What the exercise asks
A line counts if it contains the word "两个覆盖" at least once. State how many such lines the records contain, giving the number alone.
Start Source records
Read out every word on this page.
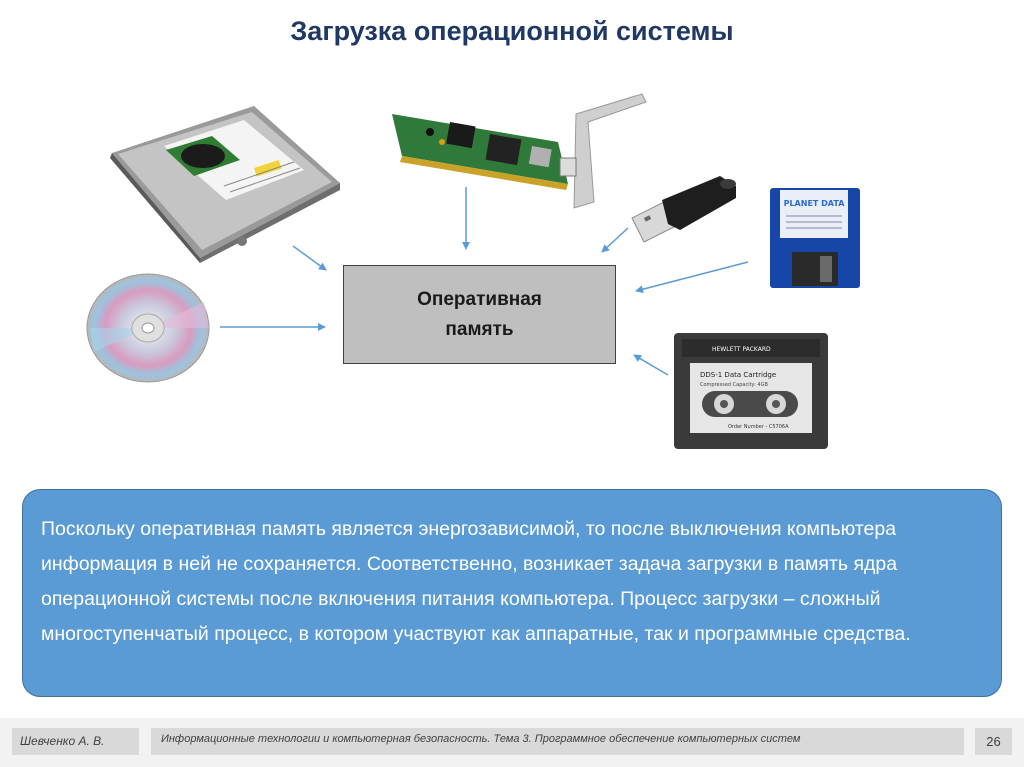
Загрузка операционной системы
PLANET DATA
HEWLETT PACKARD
DDS-1 Data Cartridge
Compressed Capacity: 4GB
Order Number - C5706A
Оперативная
память
Поскольку оперативная память является энергозависимой, то после выключения компьютера информация в ней не сохраняется. Соответственно, возникает задача загрузки в память ядра операционной системы после включения питания компьютера. Процесс загрузки – сложный многоступенчатый процесс, в котором участвуют как аппаратные, так и программные средства.
Шевченко А. В.	Информационные технологии и компьютерная безопасность. Тема 3. Программное обеспечение компьютерных систем	26
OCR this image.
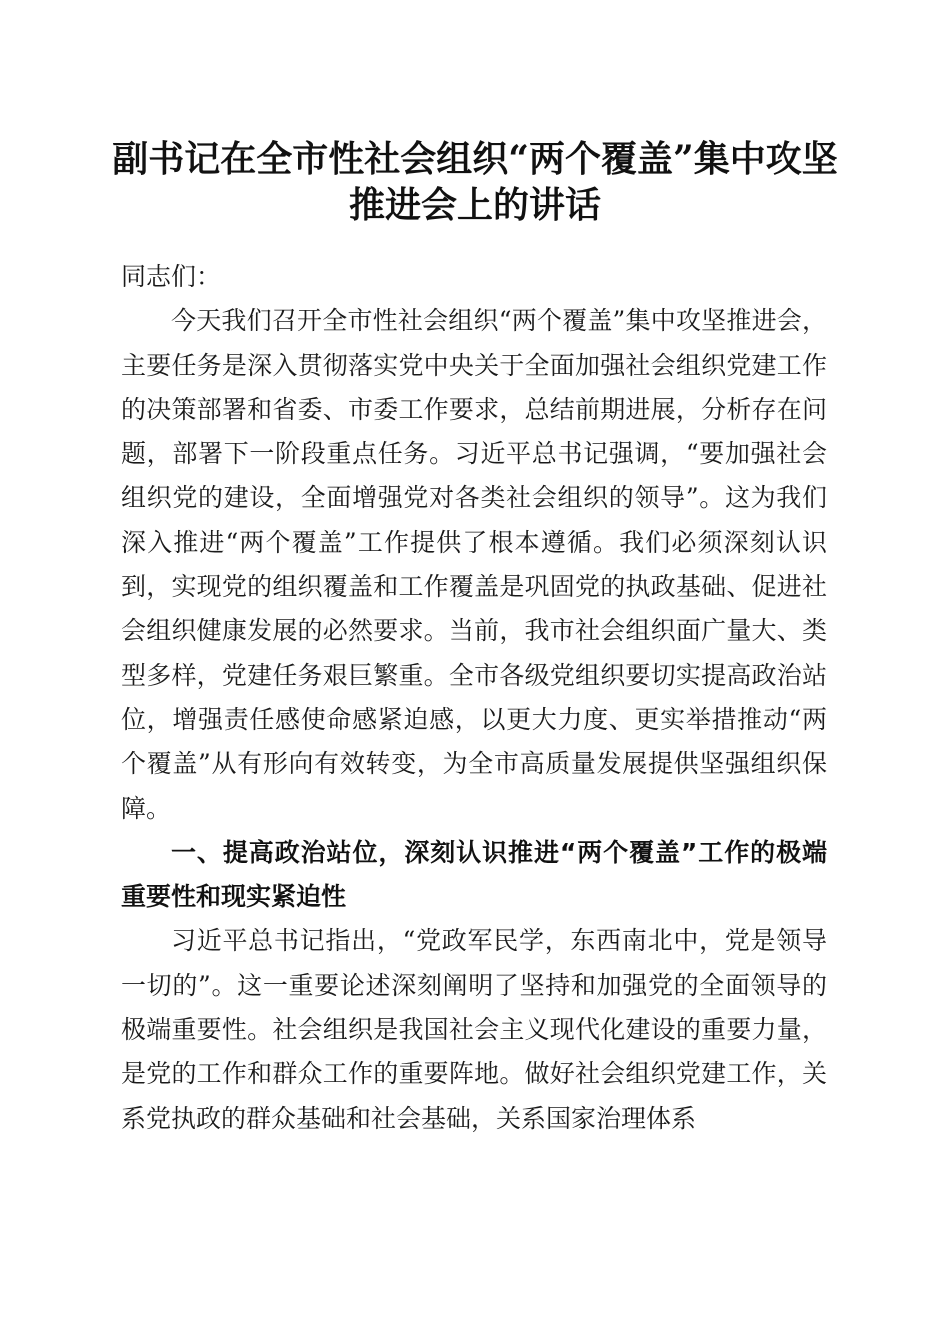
副书记在全市性社会组织“两个覆盖”集中攻坚推进会上的讲话

同志们：

今天我们召开全市性社会组织“两个覆盖”集中攻坚推进会，主要任务是深入贯彻落实党中央关于全面加强社会组织党建工作的决策部署和省委、市委工作要求，总结前期进展，分析存在问题，部署下一阶段重点任务。习近平总书记强调，“要加强社会组织党的建设，全面增强党对各类社会组织的领导”。这为我们深入推进“两个覆盖”工作提供了根本遵循。我们必须深刻认识到，实现党的组织覆盖和工作覆盖是巩固党的执政基础、促进社会组织健康发展的必然要求。当前，我市社会组织面广量大、类型多样，党建任务艰巨繁重。全市各级党组织要切实提高政治站位，增强责任感使命感紧迫感，以更大力度、更实举措推动“两个覆盖”从有形向有效转变，为全市高质量发展提供坚强组织保障。

一、提高政治站位，深刻认识推进“两个覆盖”工作的极端重要性和现实紧迫性

习近平总书记指出，“党政军民学，东西南北中，党是领导一切的”。这一重要论述深刻阐明了坚持和加强党的全面领导的极端重要性。社会组织是我国社会主义现代化建设的重要力量，是党的工作和群众工作的重要阵地。做好社会组织党建工作，关系党执政的群众基础和社会基础，关系国家治理体系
End Source records
Output
3